■ **Exercise details**: Each entry has to be copied exactly, with nothing missed.

Stored data
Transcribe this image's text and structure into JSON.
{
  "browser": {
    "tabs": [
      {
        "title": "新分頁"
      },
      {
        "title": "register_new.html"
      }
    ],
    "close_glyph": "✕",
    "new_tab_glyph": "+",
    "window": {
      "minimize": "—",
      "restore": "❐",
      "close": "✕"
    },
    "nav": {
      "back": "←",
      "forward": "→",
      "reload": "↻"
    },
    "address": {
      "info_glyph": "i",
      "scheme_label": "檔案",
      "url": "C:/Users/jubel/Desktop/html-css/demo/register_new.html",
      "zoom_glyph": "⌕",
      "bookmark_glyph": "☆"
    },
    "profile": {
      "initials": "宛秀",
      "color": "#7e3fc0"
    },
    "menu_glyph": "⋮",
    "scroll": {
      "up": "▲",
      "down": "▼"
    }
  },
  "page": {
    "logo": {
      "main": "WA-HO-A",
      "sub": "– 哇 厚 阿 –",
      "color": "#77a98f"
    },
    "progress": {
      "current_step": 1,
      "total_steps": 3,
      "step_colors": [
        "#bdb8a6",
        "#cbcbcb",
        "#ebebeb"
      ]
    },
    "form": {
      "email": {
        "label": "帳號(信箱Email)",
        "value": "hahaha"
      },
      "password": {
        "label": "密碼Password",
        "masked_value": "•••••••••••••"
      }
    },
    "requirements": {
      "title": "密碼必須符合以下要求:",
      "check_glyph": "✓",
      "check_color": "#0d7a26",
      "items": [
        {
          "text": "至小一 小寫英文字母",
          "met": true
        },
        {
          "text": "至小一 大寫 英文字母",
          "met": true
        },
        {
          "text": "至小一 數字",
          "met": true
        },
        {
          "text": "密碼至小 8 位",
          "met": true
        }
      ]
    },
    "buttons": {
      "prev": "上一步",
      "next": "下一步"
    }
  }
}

■ **Result below**:
Transcribe this image's text and structure into JSON.
{
  "browser": {
    "tabs": [
      {
        "title": "新分頁"
      },
      {
        "title": "register_new.html"
      }
    ],
    "close_glyph": "✕",
    "new_tab_glyph": "+",
    "window": {
      "minimize": "—",
      "restore": "❐",
      "close": "✕"
    },
    "nav": {
      "back": "←",
      "forward": "→",
      "reload": "↻"
    },
    "address": {
      "info_glyph": "i",
      "scheme_label": "檔案",
      "url": "C:/Users/jubel/Desktop/html-css/demo/register_new.html",
      "zoom_glyph": "⌕",
      "bookmark_glyph": "☆"
    },
    "profile": {
      "initials": "宛秀",
      "color": "#7e3fc0"
    },
    "menu_glyph": "⋮",
    "scroll": {
      "up": "▲",
      "down": "▼"
    }
  },
  "page": {
    "logo": {
      "main": "WA-HO-A",
      "sub": "– 哇 厚 阿 –",
      "color": "#77a98f"
    },
    "progress": {
      "current_step": 1,
      "total_steps": 3,
      "step_colors": [
        "#bdb8a6",
        "#cbcbcb",
        "#ebebeb"
      ]
    },
    "form": {
      "email": {
        "label": "帳號(信箱Email)",
        "value": "hahaha"
      },
      "password": {
        "label": "密碼Password",
        "masked_value": "•••••••••••••"
      }
    },
    "requirements": {
      "title": "密碼必須符合以下要求:",
      "check_glyph": "✓",
      "check_color": "#0d7a26",
      "items": [
        {
          "text": "至小一 小寫英文字母",
          "met": true
        },
        {
          "text": "至小一 大寫 英文字母",
          "met": true
        },
        {
          "text": "至小一 數字",
          "met": true
        },
        {
          "text": "密碼至小 8 位",
          "met": true
        }
      ]
    },
    "buttons": {
      "prev": "上一步",
      "next": "下一步"
    }
  }
}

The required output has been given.